• **REQUIREMENTS**
Using the records below, locate all lines containing "Algorithm" and return them.
___ SUPPLIED RECORDS
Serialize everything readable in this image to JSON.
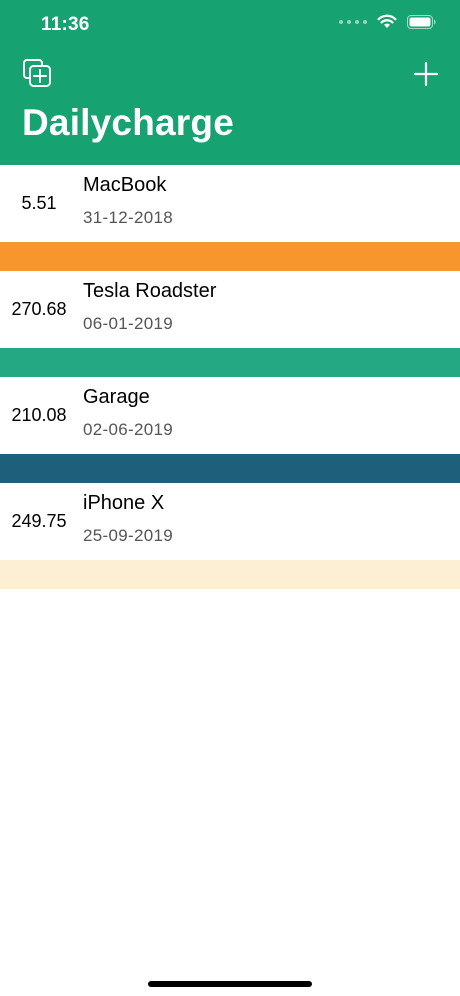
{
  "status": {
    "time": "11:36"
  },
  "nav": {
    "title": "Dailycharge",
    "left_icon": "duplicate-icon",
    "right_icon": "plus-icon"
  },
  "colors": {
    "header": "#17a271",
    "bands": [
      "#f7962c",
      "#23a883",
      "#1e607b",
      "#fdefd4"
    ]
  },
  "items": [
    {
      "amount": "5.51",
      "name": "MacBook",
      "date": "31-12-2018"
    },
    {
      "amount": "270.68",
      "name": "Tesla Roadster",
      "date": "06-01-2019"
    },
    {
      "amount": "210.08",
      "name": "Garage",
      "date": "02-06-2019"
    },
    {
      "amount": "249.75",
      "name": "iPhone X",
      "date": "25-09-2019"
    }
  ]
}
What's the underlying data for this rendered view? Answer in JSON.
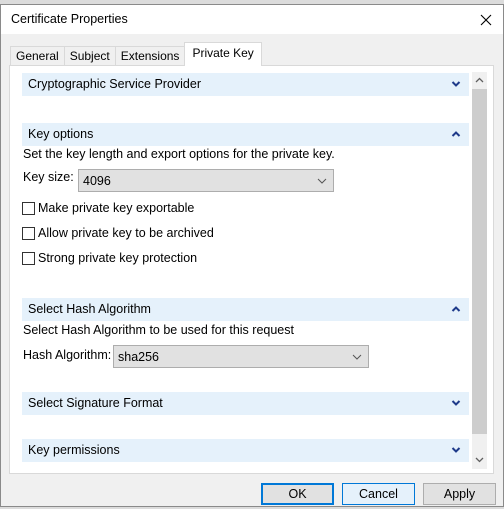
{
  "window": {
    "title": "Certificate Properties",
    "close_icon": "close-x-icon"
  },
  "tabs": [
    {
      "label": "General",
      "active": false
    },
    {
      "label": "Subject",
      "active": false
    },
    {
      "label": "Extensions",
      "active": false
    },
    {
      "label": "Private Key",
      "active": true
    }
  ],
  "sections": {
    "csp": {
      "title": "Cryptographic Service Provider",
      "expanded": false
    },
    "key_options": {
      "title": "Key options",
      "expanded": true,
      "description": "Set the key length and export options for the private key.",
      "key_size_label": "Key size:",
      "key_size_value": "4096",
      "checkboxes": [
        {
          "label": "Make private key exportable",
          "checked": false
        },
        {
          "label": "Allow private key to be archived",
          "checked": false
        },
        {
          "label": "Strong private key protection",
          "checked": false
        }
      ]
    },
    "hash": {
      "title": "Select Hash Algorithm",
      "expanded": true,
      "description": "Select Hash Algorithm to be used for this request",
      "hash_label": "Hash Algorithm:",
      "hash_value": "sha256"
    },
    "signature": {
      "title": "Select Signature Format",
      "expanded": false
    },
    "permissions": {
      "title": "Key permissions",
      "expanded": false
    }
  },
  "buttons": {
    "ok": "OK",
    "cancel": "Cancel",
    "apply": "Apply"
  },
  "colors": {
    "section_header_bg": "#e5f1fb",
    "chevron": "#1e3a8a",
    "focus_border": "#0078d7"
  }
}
______
• **REPLY**
      "title": "Select Hash Algorithm",
      "description": "Select Hash Algorithm to be used for this request",
      "hash_label": "Hash Algorithm:",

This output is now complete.